* BEGIN *

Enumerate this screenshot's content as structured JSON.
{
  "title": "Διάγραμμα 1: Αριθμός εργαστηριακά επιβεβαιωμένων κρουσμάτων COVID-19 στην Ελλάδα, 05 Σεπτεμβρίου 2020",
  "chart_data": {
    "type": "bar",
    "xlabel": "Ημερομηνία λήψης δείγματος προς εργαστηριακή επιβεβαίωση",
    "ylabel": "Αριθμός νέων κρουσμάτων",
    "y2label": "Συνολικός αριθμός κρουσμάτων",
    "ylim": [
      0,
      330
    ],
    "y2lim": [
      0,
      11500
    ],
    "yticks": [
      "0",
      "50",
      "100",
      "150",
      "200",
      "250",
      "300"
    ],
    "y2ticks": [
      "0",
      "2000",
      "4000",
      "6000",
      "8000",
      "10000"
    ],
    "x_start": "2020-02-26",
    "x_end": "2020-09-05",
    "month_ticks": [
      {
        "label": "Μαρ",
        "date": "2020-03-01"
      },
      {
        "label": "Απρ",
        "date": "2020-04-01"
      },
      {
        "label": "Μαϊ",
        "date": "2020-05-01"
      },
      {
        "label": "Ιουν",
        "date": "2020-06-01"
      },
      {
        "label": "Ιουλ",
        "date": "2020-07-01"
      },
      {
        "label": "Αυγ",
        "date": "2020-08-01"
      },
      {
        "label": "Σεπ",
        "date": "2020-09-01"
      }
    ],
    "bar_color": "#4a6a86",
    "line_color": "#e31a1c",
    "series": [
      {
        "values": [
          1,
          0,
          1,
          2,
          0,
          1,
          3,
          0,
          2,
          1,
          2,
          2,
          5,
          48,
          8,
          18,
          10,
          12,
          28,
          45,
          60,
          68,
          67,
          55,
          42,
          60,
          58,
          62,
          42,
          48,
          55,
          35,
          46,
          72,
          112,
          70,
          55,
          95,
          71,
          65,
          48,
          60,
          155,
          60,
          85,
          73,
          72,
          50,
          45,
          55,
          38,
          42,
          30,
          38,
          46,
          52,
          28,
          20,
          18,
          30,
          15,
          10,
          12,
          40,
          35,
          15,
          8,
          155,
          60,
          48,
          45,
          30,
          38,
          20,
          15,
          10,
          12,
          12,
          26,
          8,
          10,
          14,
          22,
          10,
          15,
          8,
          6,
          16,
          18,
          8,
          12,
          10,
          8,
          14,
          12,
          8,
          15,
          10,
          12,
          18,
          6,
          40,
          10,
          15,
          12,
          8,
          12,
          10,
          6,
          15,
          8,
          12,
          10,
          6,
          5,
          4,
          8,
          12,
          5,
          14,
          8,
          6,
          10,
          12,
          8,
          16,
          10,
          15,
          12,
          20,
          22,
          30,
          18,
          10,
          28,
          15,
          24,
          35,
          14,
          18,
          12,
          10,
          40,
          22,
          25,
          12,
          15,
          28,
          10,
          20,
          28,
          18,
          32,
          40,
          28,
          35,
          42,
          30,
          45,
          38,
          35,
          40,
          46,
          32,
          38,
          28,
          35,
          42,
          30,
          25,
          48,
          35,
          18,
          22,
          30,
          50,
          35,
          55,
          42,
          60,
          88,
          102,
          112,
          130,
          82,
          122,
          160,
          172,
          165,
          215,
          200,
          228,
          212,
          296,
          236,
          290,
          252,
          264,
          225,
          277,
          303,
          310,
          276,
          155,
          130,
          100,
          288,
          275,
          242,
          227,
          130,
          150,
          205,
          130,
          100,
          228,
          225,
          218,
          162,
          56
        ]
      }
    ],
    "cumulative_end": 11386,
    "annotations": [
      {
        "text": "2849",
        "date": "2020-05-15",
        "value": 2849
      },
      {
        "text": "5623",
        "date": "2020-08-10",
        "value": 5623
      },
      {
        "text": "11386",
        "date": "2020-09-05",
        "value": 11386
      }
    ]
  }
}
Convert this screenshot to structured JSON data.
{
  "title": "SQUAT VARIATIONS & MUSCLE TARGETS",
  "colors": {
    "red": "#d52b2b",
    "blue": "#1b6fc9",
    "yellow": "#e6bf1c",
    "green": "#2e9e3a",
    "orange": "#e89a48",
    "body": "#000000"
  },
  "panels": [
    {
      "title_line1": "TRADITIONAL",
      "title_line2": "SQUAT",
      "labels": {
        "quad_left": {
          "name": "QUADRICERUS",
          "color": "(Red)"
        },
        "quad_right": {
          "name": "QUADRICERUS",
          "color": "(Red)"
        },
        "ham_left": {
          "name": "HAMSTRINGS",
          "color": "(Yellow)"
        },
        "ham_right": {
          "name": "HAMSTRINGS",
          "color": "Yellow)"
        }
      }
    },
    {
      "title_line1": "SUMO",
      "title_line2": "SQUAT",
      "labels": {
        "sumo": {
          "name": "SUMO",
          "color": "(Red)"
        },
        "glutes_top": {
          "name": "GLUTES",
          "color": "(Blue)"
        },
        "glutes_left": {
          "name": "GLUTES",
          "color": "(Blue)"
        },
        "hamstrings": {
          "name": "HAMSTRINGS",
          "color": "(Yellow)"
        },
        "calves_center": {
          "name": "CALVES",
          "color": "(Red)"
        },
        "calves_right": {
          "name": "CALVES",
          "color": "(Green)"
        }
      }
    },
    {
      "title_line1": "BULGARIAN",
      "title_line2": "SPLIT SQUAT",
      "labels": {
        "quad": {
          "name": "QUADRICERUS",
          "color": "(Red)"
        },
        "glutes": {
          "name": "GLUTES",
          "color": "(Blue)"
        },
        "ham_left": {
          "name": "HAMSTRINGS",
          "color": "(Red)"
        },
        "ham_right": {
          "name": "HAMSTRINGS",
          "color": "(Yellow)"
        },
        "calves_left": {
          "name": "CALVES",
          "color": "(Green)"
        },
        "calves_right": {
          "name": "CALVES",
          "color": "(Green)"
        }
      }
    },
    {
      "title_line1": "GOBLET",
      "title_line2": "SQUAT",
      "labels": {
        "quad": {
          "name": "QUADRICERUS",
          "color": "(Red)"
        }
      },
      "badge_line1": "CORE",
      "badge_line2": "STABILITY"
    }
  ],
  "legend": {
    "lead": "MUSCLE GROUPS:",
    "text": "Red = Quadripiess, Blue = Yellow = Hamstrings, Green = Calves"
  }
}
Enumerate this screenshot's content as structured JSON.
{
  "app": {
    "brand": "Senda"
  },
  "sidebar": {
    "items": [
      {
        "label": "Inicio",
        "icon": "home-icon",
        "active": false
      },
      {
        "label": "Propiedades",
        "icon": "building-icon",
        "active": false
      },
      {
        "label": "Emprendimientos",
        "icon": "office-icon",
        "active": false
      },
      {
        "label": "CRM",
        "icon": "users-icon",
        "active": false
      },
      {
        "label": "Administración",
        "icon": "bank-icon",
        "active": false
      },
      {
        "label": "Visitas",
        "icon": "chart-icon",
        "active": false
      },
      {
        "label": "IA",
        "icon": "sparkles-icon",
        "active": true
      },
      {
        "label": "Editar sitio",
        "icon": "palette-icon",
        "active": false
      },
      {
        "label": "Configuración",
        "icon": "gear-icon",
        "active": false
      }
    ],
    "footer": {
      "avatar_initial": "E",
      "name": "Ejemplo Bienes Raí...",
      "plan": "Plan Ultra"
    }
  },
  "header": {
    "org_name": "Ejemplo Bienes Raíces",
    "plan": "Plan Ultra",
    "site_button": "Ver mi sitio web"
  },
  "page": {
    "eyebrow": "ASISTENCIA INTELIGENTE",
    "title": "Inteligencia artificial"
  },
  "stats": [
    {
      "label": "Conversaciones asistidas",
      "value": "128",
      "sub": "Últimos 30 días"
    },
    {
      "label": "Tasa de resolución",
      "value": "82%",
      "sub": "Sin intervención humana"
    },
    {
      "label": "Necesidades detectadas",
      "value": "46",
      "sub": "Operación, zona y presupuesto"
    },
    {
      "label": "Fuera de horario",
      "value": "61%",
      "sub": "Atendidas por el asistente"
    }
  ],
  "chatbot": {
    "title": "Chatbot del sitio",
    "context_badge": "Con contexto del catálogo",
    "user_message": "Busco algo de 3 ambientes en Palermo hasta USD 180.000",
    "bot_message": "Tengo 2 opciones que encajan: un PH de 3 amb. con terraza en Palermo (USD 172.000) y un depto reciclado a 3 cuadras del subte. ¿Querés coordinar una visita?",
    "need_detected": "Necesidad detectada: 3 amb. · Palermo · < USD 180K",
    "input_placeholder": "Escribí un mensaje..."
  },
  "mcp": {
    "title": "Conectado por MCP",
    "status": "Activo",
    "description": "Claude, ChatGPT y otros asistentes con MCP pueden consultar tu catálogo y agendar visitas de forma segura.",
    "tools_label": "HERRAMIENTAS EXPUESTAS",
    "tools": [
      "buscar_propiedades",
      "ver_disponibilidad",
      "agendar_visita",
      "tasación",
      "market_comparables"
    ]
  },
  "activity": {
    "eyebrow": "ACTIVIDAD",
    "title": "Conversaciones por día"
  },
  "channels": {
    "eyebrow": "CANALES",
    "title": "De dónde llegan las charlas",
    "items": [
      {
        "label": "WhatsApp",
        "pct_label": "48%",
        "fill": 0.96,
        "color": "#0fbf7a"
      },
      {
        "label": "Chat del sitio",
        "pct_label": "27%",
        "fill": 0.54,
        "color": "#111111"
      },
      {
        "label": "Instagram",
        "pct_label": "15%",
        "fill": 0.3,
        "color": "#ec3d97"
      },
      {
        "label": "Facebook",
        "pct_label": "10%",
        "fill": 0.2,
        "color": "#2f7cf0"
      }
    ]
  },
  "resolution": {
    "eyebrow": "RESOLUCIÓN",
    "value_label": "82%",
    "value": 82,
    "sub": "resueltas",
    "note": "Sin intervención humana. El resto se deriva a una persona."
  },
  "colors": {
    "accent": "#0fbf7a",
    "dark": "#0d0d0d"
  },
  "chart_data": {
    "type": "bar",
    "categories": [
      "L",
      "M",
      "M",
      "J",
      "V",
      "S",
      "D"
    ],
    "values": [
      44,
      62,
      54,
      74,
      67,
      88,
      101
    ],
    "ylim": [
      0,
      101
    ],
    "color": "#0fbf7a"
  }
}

* END *

→ Short task:
Copy all lines from the material that include "Bienes".

→ Response:
      "name": "Ejemplo Bienes Raí...",
    "org_name": "Ejemplo Bienes Raíces",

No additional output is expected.